▶ **WHAT YOU HAVE TO DO**: Print out each record below, unaltered and complete, without its images.

━━━ PROVIDED RECORDS ━━━

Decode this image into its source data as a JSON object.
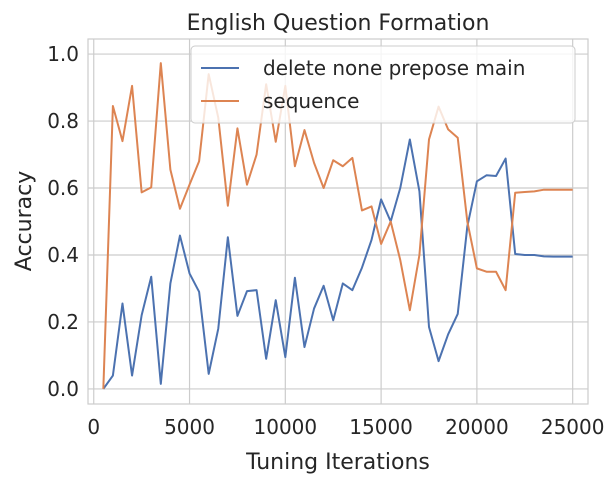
{
  "chart_data": {
    "type": "line",
    "title": "English Question Formation",
    "xlabel": "Tuning Iterations",
    "ylabel": "Accuracy",
    "xlim": [
      -300,
      25800
    ],
    "ylim": [
      -0.045,
      1.045
    ],
    "xticks": [
      0,
      5000,
      10000,
      15000,
      20000,
      25000
    ],
    "yticks": [
      0.0,
      0.2,
      0.4,
      0.6,
      0.8,
      1.0
    ],
    "xtick_labels": [
      "0",
      "5000",
      "10000",
      "15000",
      "20000",
      "25000"
    ],
    "ytick_labels": [
      "0.0",
      "0.2",
      "0.4",
      "0.6",
      "0.8",
      "1.0"
    ],
    "grid": true,
    "legend_position": "top-right",
    "series": [
      {
        "name": "delete none prepose main",
        "color": "#4c72b0",
        "x": [
          500,
          1000,
          1500,
          2000,
          2500,
          3000,
          3500,
          4000,
          4500,
          5000,
          5500,
          6000,
          6500,
          7000,
          7500,
          8000,
          8500,
          9000,
          9500,
          10000,
          10500,
          11000,
          11500,
          12000,
          12500,
          13000,
          13500,
          14000,
          14500,
          15000,
          15500,
          16000,
          16500,
          17000,
          17500,
          18000,
          18500,
          19000,
          19500,
          20000,
          20500,
          21000,
          21500,
          22000,
          22500,
          23000,
          23500,
          24000,
          24500,
          25000
        ],
        "y": [
          0.0,
          0.04,
          0.255,
          0.04,
          0.22,
          0.335,
          0.015,
          0.315,
          0.458,
          0.345,
          0.29,
          0.045,
          0.18,
          0.453,
          0.218,
          0.292,
          0.295,
          0.09,
          0.265,
          0.095,
          0.332,
          0.125,
          0.24,
          0.308,
          0.205,
          0.315,
          0.295,
          0.362,
          0.445,
          0.566,
          0.5,
          0.6,
          0.745,
          0.59,
          0.185,
          0.083,
          0.163,
          0.224,
          0.485,
          0.62,
          0.638,
          0.636,
          0.688,
          0.403,
          0.4,
          0.4,
          0.396,
          0.395,
          0.395,
          0.395
        ]
      },
      {
        "name": "sequence",
        "color": "#dd8452",
        "x": [
          500,
          1000,
          1500,
          2000,
          2500,
          3000,
          3500,
          4000,
          4500,
          5000,
          5500,
          6000,
          6500,
          7000,
          7500,
          8000,
          8500,
          9000,
          9500,
          10000,
          10500,
          11000,
          11500,
          12000,
          12500,
          13000,
          13500,
          14000,
          14500,
          15000,
          15500,
          16000,
          16500,
          17000,
          17500,
          18000,
          18500,
          19000,
          19500,
          20000,
          20500,
          21000,
          21500,
          22000,
          22500,
          23000,
          23500,
          24000,
          24500,
          25000
        ],
        "y": [
          0.0,
          0.845,
          0.74,
          0.905,
          0.587,
          0.602,
          0.973,
          0.655,
          0.538,
          0.61,
          0.68,
          0.94,
          0.81,
          0.547,
          0.778,
          0.61,
          0.7,
          0.91,
          0.738,
          0.905,
          0.665,
          0.773,
          0.675,
          0.6,
          0.683,
          0.665,
          0.69,
          0.533,
          0.545,
          0.433,
          0.5,
          0.385,
          0.235,
          0.4,
          0.745,
          0.843,
          0.775,
          0.75,
          0.5,
          0.36,
          0.35,
          0.35,
          0.295,
          0.586,
          0.588,
          0.59,
          0.595,
          0.595,
          0.595,
          0.595
        ]
      }
    ]
  }
}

━━━

▶ **RESPONSE FOR THIS EXERCISE**:
Decode this image into its source data as a JSON object.
{
  "chart_data": {
    "type": "line",
    "title": "English Question Formation",
    "xlabel": "Tuning Iterations",
    "ylabel": "Accuracy",
    "xlim": [
      -300,
      25800
    ],
    "ylim": [
      -0.045,
      1.045
    ],
    "xticks": [
      0,
      5000,
      10000,
      15000,
      20000,
      25000
    ],
    "yticks": [
      0.0,
      0.2,
      0.4,
      0.6,
      0.8,
      1.0
    ],
    "xtick_labels": [
      "0",
      "5000",
      "10000",
      "15000",
      "20000",
      "25000"
    ],
    "ytick_labels": [
      "0.0",
      "0.2",
      "0.4",
      "0.6",
      "0.8",
      "1.0"
    ],
    "grid": true,
    "legend_position": "top-right",
    "series": [
      {
        "name": "delete none prepose main",
        "color": "#4c72b0",
        "x": [
          500,
          1000,
          1500,
          2000,
          2500,
          3000,
          3500,
          4000,
          4500,
          5000,
          5500,
          6000,
          6500,
          7000,
          7500,
          8000,
          8500,
          9000,
          9500,
          10000,
          10500,
          11000,
          11500,
          12000,
          12500,
          13000,
          13500,
          14000,
          14500,
          15000,
          15500,
          16000,
          16500,
          17000,
          17500,
          18000,
          18500,
          19000,
          19500,
          20000,
          20500,
          21000,
          21500,
          22000,
          22500,
          23000,
          23500,
          24000,
          24500,
          25000
        ],
        "y": [
          0.0,
          0.04,
          0.255,
          0.04,
          0.22,
          0.335,
          0.015,
          0.315,
          0.458,
          0.345,
          0.29,
          0.045,
          0.18,
          0.453,
          0.218,
          0.292,
          0.295,
          0.09,
          0.265,
          0.095,
          0.332,
          0.125,
          0.24,
          0.308,
          0.205,
          0.315,
          0.295,
          0.362,
          0.445,
          0.566,
          0.5,
          0.6,
          0.745,
          0.59,
          0.185,
          0.083,
          0.163,
          0.224,
          0.485,
          0.62,
          0.638,
          0.636,
          0.688,
          0.403,
          0.4,
          0.4,
          0.396,
          0.395,
          0.395,
          0.395
        ]
      },
      {
        "name": "sequence",
        "color": "#dd8452",
        "x": [
          500,
          1000,
          1500,
          2000,
          2500,
          3000,
          3500,
          4000,
          4500,
          5000,
          5500,
          6000,
          6500,
          7000,
          7500,
          8000,
          8500,
          9000,
          9500,
          10000,
          10500,
          11000,
          11500,
          12000,
          12500,
          13000,
          13500,
          14000,
          14500,
          15000,
          15500,
          16000,
          16500,
          17000,
          17500,
          18000,
          18500,
          19000,
          19500,
          20000,
          20500,
          21000,
          21500,
          22000,
          22500,
          23000,
          23500,
          24000,
          24500,
          25000
        ],
        "y": [
          0.0,
          0.845,
          0.74,
          0.905,
          0.587,
          0.602,
          0.973,
          0.655,
          0.538,
          0.61,
          0.68,
          0.94,
          0.81,
          0.547,
          0.778,
          0.61,
          0.7,
          0.91,
          0.738,
          0.905,
          0.665,
          0.773,
          0.675,
          0.6,
          0.683,
          0.665,
          0.69,
          0.533,
          0.545,
          0.433,
          0.5,
          0.385,
          0.235,
          0.4,
          0.745,
          0.843,
          0.775,
          0.75,
          0.5,
          0.36,
          0.35,
          0.35,
          0.295,
          0.586,
          0.588,
          0.59,
          0.595,
          0.595,
          0.595,
          0.595
        ]
      }
    ]
  }
}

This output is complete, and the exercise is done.